### WHAT THE TASK REQUIRES
Pick out each line with the word "welfare" from the material that follows.

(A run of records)

------------------------------------

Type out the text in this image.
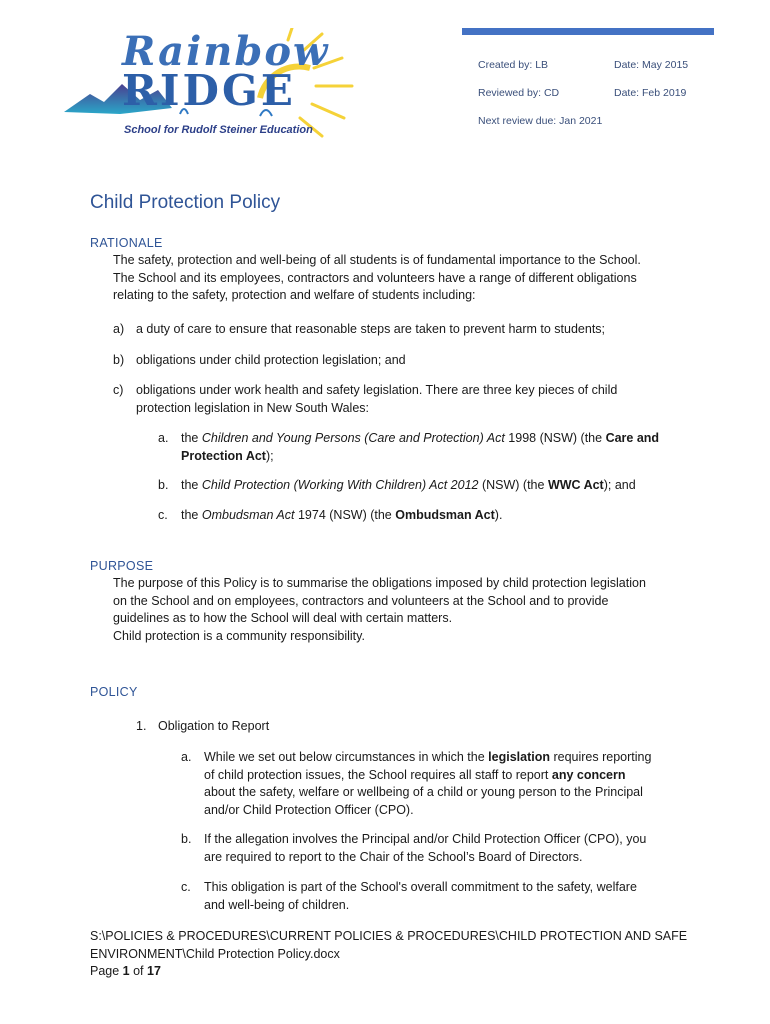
Rainbow
RIDGE
School for Rudolf Steiner Education
Created by: LB	Date: May 2015
Reviewed by: CD	Date: Feb 2019
Next review due: Jan 2021
Child Protection Policy
RATIONALE
The safety, protection and well-being of all students is of fundamental importance to the School.
The School and its employees, contractors and volunteers have a range of different obligations
relating to the safety, protection and welfare of students including:
a) a duty of care to ensure that reasonable steps are taken to prevent harm to students;
b) obligations under child protection legislation; and
c) obligations under work health and safety legislation. There are three key pieces of child
protection legislation in New South Wales:
a. the Children and Young Persons (Care and Protection) Act 1998 (NSW) (the Care and
Protection Act);
b. the Child Protection (Working With Children) Act 2012 (NSW) (the WWC Act); and
c. the Ombudsman Act 1974 (NSW) (the Ombudsman Act).
PURPOSE
The purpose of this Policy is to summarise the obligations imposed by child protection legislation
on the School and on employees, contractors and volunteers at the School and to provide
guidelines as to how the School will deal with certain matters.
Child protection is a community responsibility.
POLICY
1. Obligation to Report
a. While we set out below circumstances in which the legislation requires reporting
of child protection issues, the School requires all staff to report any concern
about the safety, welfare or wellbeing of a child or young person to the Principal
and/or Child Protection Officer (CPO).
b. If the allegation involves the Principal and/or Child Protection Officer (CPO), you
are required to report to the Chair of the School’s Board of Directors.
c. This obligation is part of the School's overall commitment to the safety, welfare
and well-being of children.
S:\POLICIES & PROCEDURES\CURRENT POLICIES & PROCEDURES\CHILD PROTECTION AND SAFE
ENVIRONMENT\Child Protection Policy.docx
Page 1 of 17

------------------------------------

### FINAL RESULT
relating to the safety, protection and welfare of students including:
about the safety, welfare or wellbeing of a child or young person to the Principal
c. This obligation is part of the School's overall commitment to the safety, welfare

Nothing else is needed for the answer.